— To be done —
Read the data and repeat all of it exactly.
-- BEGIN --
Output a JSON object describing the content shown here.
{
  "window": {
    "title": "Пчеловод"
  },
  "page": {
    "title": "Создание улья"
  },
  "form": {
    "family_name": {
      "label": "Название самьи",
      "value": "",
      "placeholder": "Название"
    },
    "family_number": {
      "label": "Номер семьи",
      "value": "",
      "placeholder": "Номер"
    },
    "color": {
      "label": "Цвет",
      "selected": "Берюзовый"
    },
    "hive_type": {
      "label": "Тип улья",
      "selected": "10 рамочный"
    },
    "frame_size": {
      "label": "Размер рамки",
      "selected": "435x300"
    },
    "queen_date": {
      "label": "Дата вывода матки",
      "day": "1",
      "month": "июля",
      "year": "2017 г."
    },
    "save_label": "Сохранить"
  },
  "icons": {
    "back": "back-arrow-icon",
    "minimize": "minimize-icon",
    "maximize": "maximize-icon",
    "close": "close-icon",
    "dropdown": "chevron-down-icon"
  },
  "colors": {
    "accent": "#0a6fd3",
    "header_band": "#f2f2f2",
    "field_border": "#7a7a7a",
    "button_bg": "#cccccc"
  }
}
-- END --
— Written solution —
Output a JSON object describing the content shown here.
{
  "window": {
    "title": "Пчеловод"
  },
  "page": {
    "title": "Создание улья"
  },
  "form": {
    "family_name": {
      "label": "Название самьи",
      "value": "",
      "placeholder": "Название"
    },
    "family_number": {
      "label": "Номер семьи",
      "value": "",
      "placeholder": "Номер"
    },
    "color": {
      "label": "Цвет",
      "selected": "Берюзовый"
    },
    "hive_type": {
      "label": "Тип улья",
      "selected": "10 рамочный"
    },
    "frame_size": {
      "label": "Размер рамки",
      "selected": "435x300"
    },
    "queen_date": {
      "label": "Дата вывода матки",
      "day": "1",
      "month": "июля",
      "year": "2017 г."
    },
    "save_label": "Сохранить"
  },
  "icons": {
    "back": "back-arrow-icon",
    "minimize": "minimize-icon",
    "maximize": "maximize-icon",
    "close": "close-icon",
    "dropdown": "chevron-down-icon"
  },
  "colors": {
    "accent": "#0a6fd3",
    "header_band": "#f2f2f2",
    "field_border": "#7a7a7a",
    "button_bg": "#cccccc"
  }
}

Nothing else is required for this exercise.